Output all of the data below line for line, without changing anything. Leave the pictures out.

··· Source material ···

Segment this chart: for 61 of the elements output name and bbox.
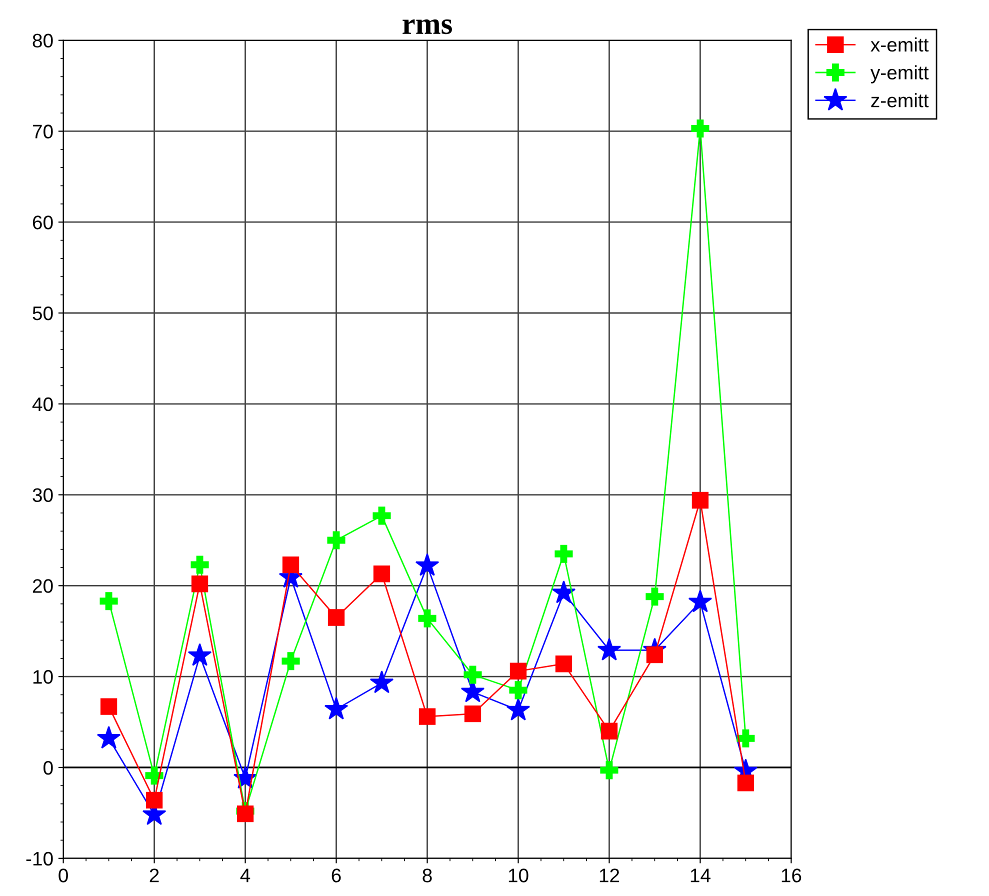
y-tick-label: 80 [32, 34, 53, 48]
point [646, 646, 664, 664]
point [370, 670, 394, 694]
legend-label: x-emitt [870, 37, 929, 52]
point [96, 726, 121, 749]
point [692, 492, 709, 509]
x-tick-label: 8 [422, 868, 432, 882]
point [191, 576, 208, 592]
point [688, 590, 712, 612]
point [509, 681, 528, 700]
point [737, 774, 754, 792]
point [464, 706, 482, 722]
point [236, 805, 254, 822]
x-tick-label: 2 [150, 868, 159, 882]
point [691, 119, 710, 138]
x-tick-label: 10 [508, 868, 528, 882]
y-tick-label: 70 [32, 124, 53, 138]
point [510, 662, 527, 680]
point [188, 643, 212, 666]
point [600, 722, 618, 740]
y-tick-label: 60 [32, 216, 53, 230]
x-tick-label: 6 [332, 868, 341, 882]
x-tick-label: 14 [690, 868, 710, 882]
point [100, 698, 118, 715]
point [415, 553, 440, 576]
point [190, 556, 209, 574]
y-tick-label: 40 [32, 397, 53, 412]
y-tick-label: 0 [44, 760, 53, 775]
point [282, 652, 300, 670]
chart-title: rms [402, 19, 452, 34]
point [327, 531, 346, 550]
x-tick-label: 4 [240, 868, 250, 882]
point [282, 556, 300, 574]
point [555, 656, 572, 672]
x-tick-label: 16 [782, 868, 802, 882]
legend-label: y-emitt [870, 65, 929, 84]
point [552, 580, 576, 604]
y-tick-label: 30 [32, 488, 53, 502]
y-tick-label: 50 [32, 306, 53, 320]
point [736, 729, 755, 748]
y-tick-label: 10 [33, 670, 53, 684]
x-tick-label: 12 [600, 868, 620, 882]
point [600, 761, 618, 780]
y-tick-label: -10 [26, 852, 53, 866]
point [328, 609, 345, 626]
y-tick-label: 20 [32, 579, 53, 593]
point [146, 792, 163, 809]
point [646, 588, 664, 606]
point [373, 566, 390, 582]
point [554, 544, 573, 563]
point [418, 708, 436, 725]
point [145, 766, 164, 785]
point [372, 506, 391, 525]
point [464, 666, 482, 684]
point [100, 592, 118, 610]
point [418, 609, 436, 628]
point [597, 638, 622, 660]
legend-label: z-emitt [871, 93, 929, 108]
point [506, 698, 530, 720]
x-tick-label: 0 [58, 868, 68, 882]
point [324, 696, 348, 720]
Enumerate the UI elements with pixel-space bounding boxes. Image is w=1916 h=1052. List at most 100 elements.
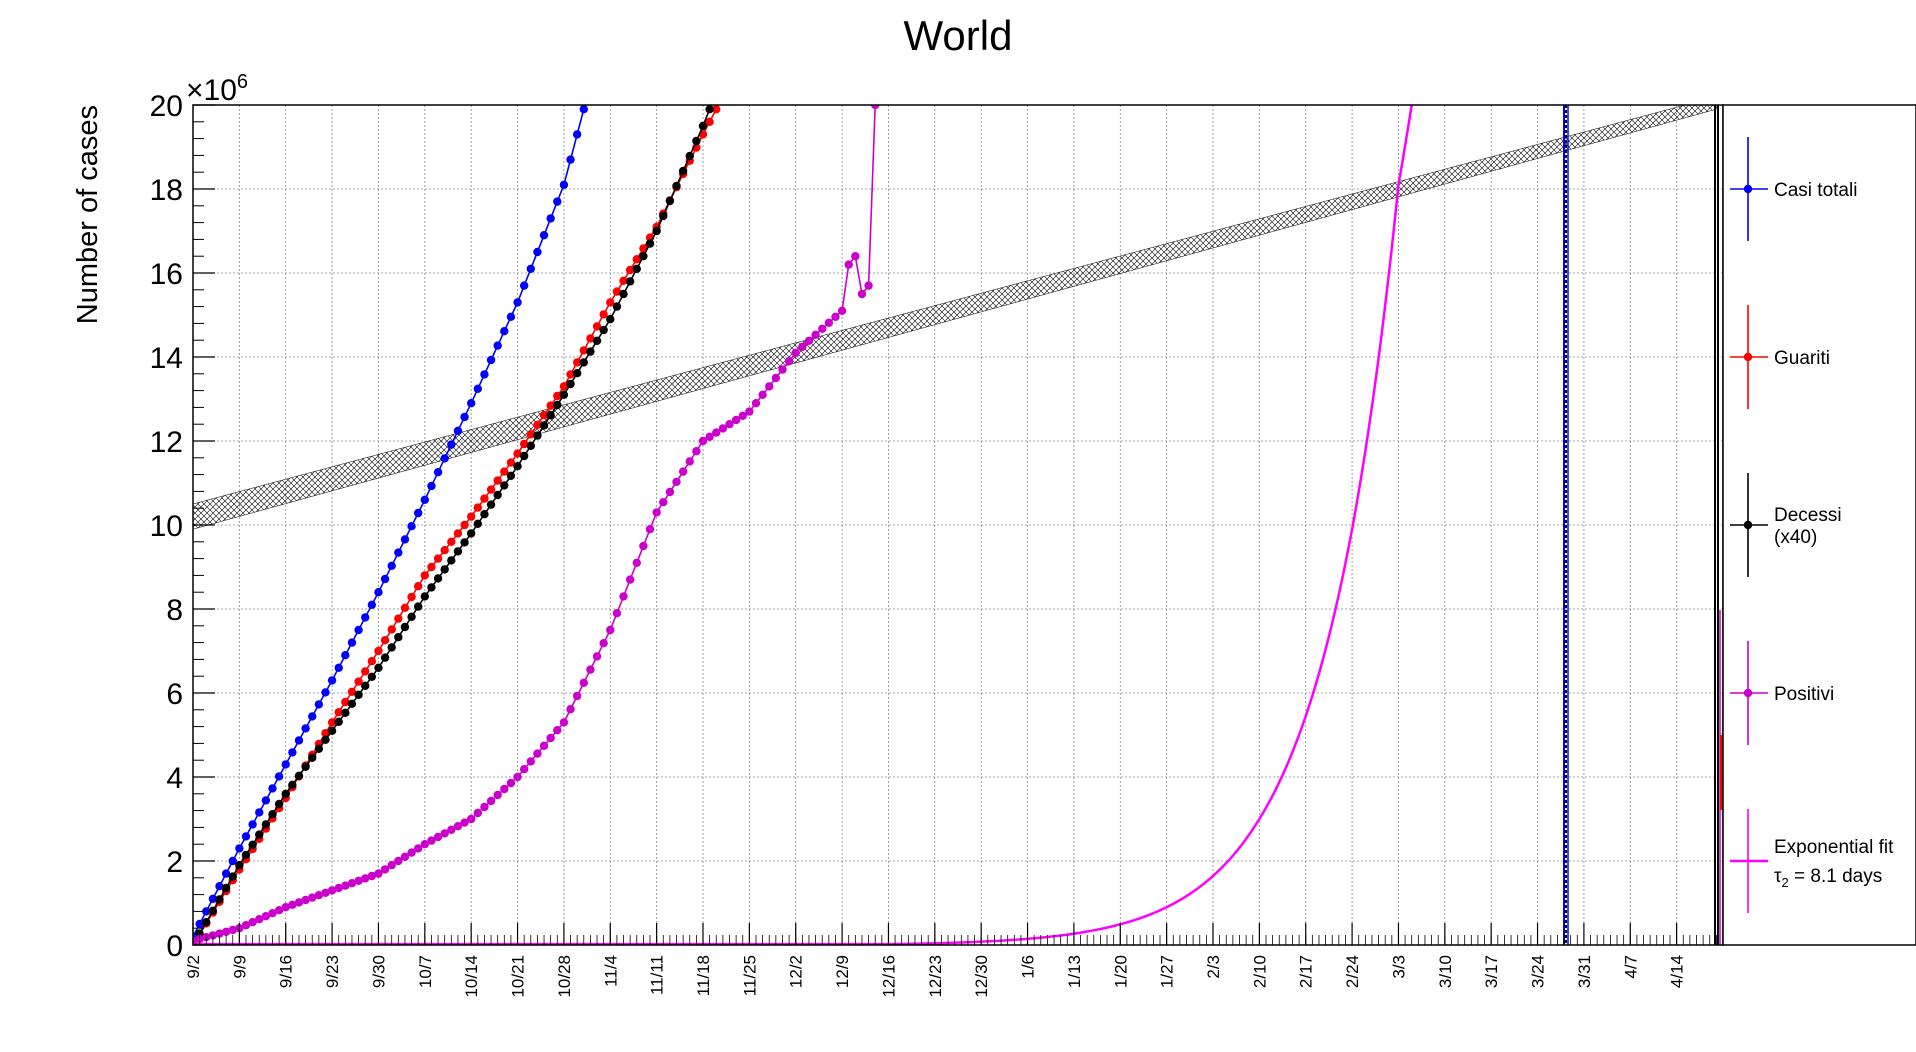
data-point <box>288 900 297 909</box>
legend-item-decessi: Decessi (x40) <box>1730 473 1842 577</box>
legend: Casi totali Guariti Decessi (x40) Positivi Ex… <box>1722 104 1916 946</box>
data-point <box>553 726 562 735</box>
data-point <box>500 481 509 490</box>
x-tick-label: 9/30 <box>369 955 388 988</box>
data-point <box>500 467 509 476</box>
data-point <box>480 802 489 812</box>
data-point <box>466 399 476 408</box>
data-point <box>413 582 423 591</box>
data-point <box>705 117 714 127</box>
data-point <box>685 457 694 466</box>
data-point <box>294 736 304 745</box>
data-point <box>347 687 357 696</box>
legend-label: Decessi (x40) <box>1774 505 1842 548</box>
data-point <box>394 548 403 557</box>
x-tick-label: 11/18 <box>694 955 713 996</box>
data-point <box>652 508 661 517</box>
x-tick-label: 3/10 <box>1436 955 1455 988</box>
data-point <box>506 458 516 467</box>
data-point <box>407 848 416 857</box>
data-point <box>281 903 290 912</box>
x-tick-label: 2/3 <box>1204 955 1223 979</box>
data-point <box>738 411 747 420</box>
data-point <box>513 462 522 471</box>
data-point <box>447 537 456 546</box>
legend-label: Exponential fit <box>1774 837 1894 858</box>
data-point <box>347 699 357 708</box>
series-line-positivi <box>193 105 877 942</box>
legend-marker <box>1743 352 1753 362</box>
data-point <box>612 609 622 618</box>
data-point <box>460 818 469 827</box>
data-point <box>659 498 668 507</box>
data-point <box>692 136 701 146</box>
data-point <box>466 814 476 824</box>
data-point <box>546 733 555 743</box>
data-point <box>394 856 403 866</box>
data-point <box>440 454 449 463</box>
data-point <box>420 495 430 504</box>
data-point <box>195 919 204 929</box>
data-point <box>274 906 284 915</box>
data-point <box>466 529 476 538</box>
data-point <box>486 796 496 806</box>
data-point <box>519 439 529 449</box>
data-point <box>685 151 694 161</box>
data-point <box>228 925 237 935</box>
data-point <box>361 874 370 883</box>
data-point <box>268 909 277 918</box>
data-point <box>427 562 436 572</box>
data-point <box>407 612 416 621</box>
legend-label: Casi totali <box>1774 180 1857 201</box>
data-point <box>460 520 469 530</box>
data-point <box>215 882 224 891</box>
data-point <box>215 929 224 938</box>
data-point <box>625 575 635 584</box>
y-tick-label: 4 <box>166 762 183 795</box>
data-point <box>420 571 430 580</box>
data-point <box>400 852 410 861</box>
data-point <box>546 214 555 223</box>
data-point <box>539 411 549 420</box>
data-point <box>586 665 595 674</box>
data-point <box>804 336 814 345</box>
x-tick-label: 4/14 <box>1668 955 1687 988</box>
data-point <box>354 677 363 686</box>
data-point <box>486 485 496 494</box>
data-point <box>354 690 363 699</box>
data-point <box>493 341 502 350</box>
data-point <box>692 447 701 456</box>
data-point <box>208 894 218 903</box>
data-point <box>208 906 218 915</box>
data-point <box>294 898 304 907</box>
data-point <box>579 678 588 687</box>
data-point <box>705 432 714 441</box>
data-point <box>460 538 469 547</box>
data-point <box>751 399 761 408</box>
data-point <box>228 856 237 866</box>
x-tick-label: 12/30 <box>972 955 991 998</box>
data-point <box>831 312 840 321</box>
data-point <box>473 503 483 512</box>
data-point <box>341 881 350 890</box>
data-point <box>433 468 443 477</box>
data-point <box>241 921 251 930</box>
data-point <box>321 729 330 738</box>
data-point <box>202 907 211 916</box>
data-point <box>599 325 608 335</box>
data-point <box>778 365 787 374</box>
data-point <box>559 180 569 189</box>
data-point <box>367 657 377 666</box>
data-point <box>606 315 615 324</box>
data-point <box>255 830 264 839</box>
data-point <box>533 247 542 257</box>
data-point <box>513 449 522 458</box>
data-point <box>592 322 602 331</box>
data-point <box>619 276 628 285</box>
data-point <box>533 431 542 440</box>
y-axis: 0 2 4 6 8 10 12 14 16 18 20 <box>150 90 215 963</box>
data-point <box>539 231 549 240</box>
data-point <box>413 508 423 518</box>
data-point <box>413 844 423 853</box>
data-point <box>400 603 410 612</box>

···

→ **The solution**:
Segment this chart: for 61 of the elements output name and bbox.
y-tick-label: 80 [32, 34, 53, 48]
point [646, 646, 664, 664]
point [370, 670, 394, 694]
legend-label: x-emitt [870, 37, 929, 52]
point [96, 726, 121, 749]
point [692, 492, 709, 509]
x-tick-label: 8 [422, 868, 432, 882]
point [191, 576, 208, 592]
point [688, 590, 712, 612]
point [509, 681, 528, 700]
point [737, 774, 754, 792]
point [464, 706, 482, 722]
point [236, 805, 254, 822]
x-tick-label: 2 [150, 868, 159, 882]
point [691, 119, 710, 138]
x-tick-label: 10 [508, 868, 528, 882]
y-tick-label: 70 [32, 124, 53, 138]
point [510, 662, 527, 680]
point [188, 643, 212, 666]
point [600, 722, 618, 740]
y-tick-label: 60 [32, 216, 53, 230]
x-tick-label: 6 [332, 868, 341, 882]
x-tick-label: 14 [690, 868, 710, 882]
point [100, 698, 118, 715]
point [415, 553, 440, 576]
point [190, 556, 209, 574]
y-tick-label: 40 [32, 397, 53, 412]
y-tick-label: 0 [44, 760, 53, 775]
point [282, 652, 300, 670]
chart-title: rms [402, 19, 452, 34]
point [327, 531, 346, 550]
x-tick-label: 4 [240, 868, 250, 882]
point [282, 556, 300, 574]
point [555, 656, 572, 672]
x-tick-label: 16 [782, 868, 802, 882]
legend-label: y-emitt [870, 65, 929, 84]
point [552, 580, 576, 604]
y-tick-label: 30 [32, 488, 53, 502]
y-tick-label: 50 [32, 306, 53, 320]
point [736, 729, 755, 748]
y-tick-label: 10 [33, 670, 53, 684]
x-tick-label: 12 [600, 868, 620, 882]
point [600, 761, 618, 780]
y-tick-label: -10 [26, 852, 53, 866]
point [328, 609, 345, 626]
y-tick-label: 20 [32, 579, 53, 593]
point [146, 792, 163, 809]
point [646, 588, 664, 606]
point [373, 566, 390, 582]
point [554, 544, 573, 563]
point [418, 708, 436, 725]
point [145, 766, 164, 785]
point [372, 506, 391, 525]
point [464, 666, 482, 684]
point [100, 592, 118, 610]
point [418, 609, 436, 628]
point [597, 638, 622, 660]
legend-label: z-emitt [871, 93, 929, 108]
point [506, 698, 530, 720]
x-tick-label: 0 [58, 868, 68, 882]
point [324, 696, 348, 720]
Enumerate the UI elements with pixel-space bounding boxes. Image is w=1916 h=1052. List at most 100 elements.
data-point <box>288 900 297 909</box>
legend-item-decessi: Decessi (x40) <box>1730 473 1842 577</box>
legend: Casi totali Guariti Decessi (x40) Positivi Ex… <box>1722 104 1916 946</box>
data-point <box>553 726 562 735</box>
data-point <box>500 481 509 490</box>
x-tick-label: 9/30 <box>369 955 388 988</box>
data-point <box>500 467 509 476</box>
data-point <box>480 802 489 812</box>
data-point <box>466 399 476 408</box>
data-point <box>413 582 423 591</box>
data-point <box>705 117 714 127</box>
data-point <box>685 457 694 466</box>
data-point <box>294 736 304 745</box>
data-point <box>347 687 357 696</box>
legend-label: Decessi (x40) <box>1774 505 1842 548</box>
data-point <box>394 548 403 557</box>
x-tick-label: 11/18 <box>694 955 713 996</box>
data-point <box>652 508 661 517</box>
x-tick-label: 3/10 <box>1436 955 1455 988</box>
data-point <box>506 458 516 467</box>
data-point <box>407 848 416 857</box>
data-point <box>281 903 290 912</box>
x-tick-label: 2/3 <box>1204 955 1223 979</box>
data-point <box>738 411 747 420</box>
data-point <box>513 462 522 471</box>
data-point <box>447 537 456 546</box>
legend-label: Exponential fit <box>1774 837 1894 858</box>
data-point <box>347 699 357 708</box>
series-line-positivi <box>193 105 877 942</box>
legend-marker <box>1743 352 1753 362</box>
data-point <box>612 609 622 618</box>
data-point <box>460 818 469 827</box>
data-point <box>659 498 668 507</box>
data-point <box>692 136 701 146</box>
data-point <box>466 814 476 824</box>
data-point <box>546 733 555 743</box>
data-point <box>394 856 403 866</box>
data-point <box>440 454 449 463</box>
data-point <box>420 495 430 504</box>
data-point <box>195 919 204 929</box>
data-point <box>274 906 284 915</box>
data-point <box>466 529 476 538</box>
data-point <box>486 796 496 806</box>
data-point <box>519 439 529 449</box>
data-point <box>685 151 694 161</box>
data-point <box>228 925 237 935</box>
data-point <box>361 874 370 883</box>
data-point <box>268 909 277 918</box>
data-point <box>427 562 436 572</box>
data-point <box>407 612 416 621</box>
legend-label: Casi totali <box>1774 180 1857 201</box>
data-point <box>460 520 469 530</box>
data-point <box>215 882 224 891</box>
data-point <box>215 929 224 938</box>
data-point <box>625 575 635 584</box>
y-tick-label: 4 <box>166 762 183 795</box>
data-point <box>420 571 430 580</box>
data-point <box>400 852 410 861</box>
data-point <box>546 214 555 223</box>
data-point <box>539 411 549 420</box>
data-point <box>586 665 595 674</box>
data-point <box>804 336 814 345</box>
x-tick-label: 4/14 <box>1668 955 1687 988</box>
data-point <box>354 677 363 686</box>
data-point <box>486 485 496 494</box>
data-point <box>354 690 363 699</box>
data-point <box>493 341 502 350</box>
data-point <box>692 447 701 456</box>
data-point <box>208 894 218 903</box>
data-point <box>208 906 218 915</box>
data-point <box>294 898 304 907</box>
data-point <box>579 678 588 687</box>
data-point <box>705 432 714 441</box>
data-point <box>460 538 469 547</box>
data-point <box>751 399 761 408</box>
data-point <box>228 856 237 866</box>
x-tick-label: 12/30 <box>972 955 991 998</box>
data-point <box>831 312 840 321</box>
data-point <box>473 503 483 512</box>
data-point <box>341 881 350 890</box>
data-point <box>433 468 443 477</box>
data-point <box>241 921 251 930</box>
data-point <box>321 729 330 738</box>
data-point <box>202 907 211 916</box>
data-point <box>599 325 608 335</box>
data-point <box>778 365 787 374</box>
data-point <box>559 180 569 189</box>
data-point <box>367 657 377 666</box>
data-point <box>606 315 615 324</box>
data-point <box>255 830 264 839</box>
data-point <box>533 247 542 257</box>
data-point <box>513 449 522 458</box>
data-point <box>592 322 602 331</box>
data-point <box>619 276 628 285</box>
data-point <box>533 431 542 440</box>
y-axis: 0 2 4 6 8 10 12 14 16 18 20 <box>150 90 215 963</box>
data-point <box>539 231 549 240</box>
data-point <box>413 508 423 518</box>
data-point <box>413 844 423 853</box>
data-point <box>400 603 410 612</box>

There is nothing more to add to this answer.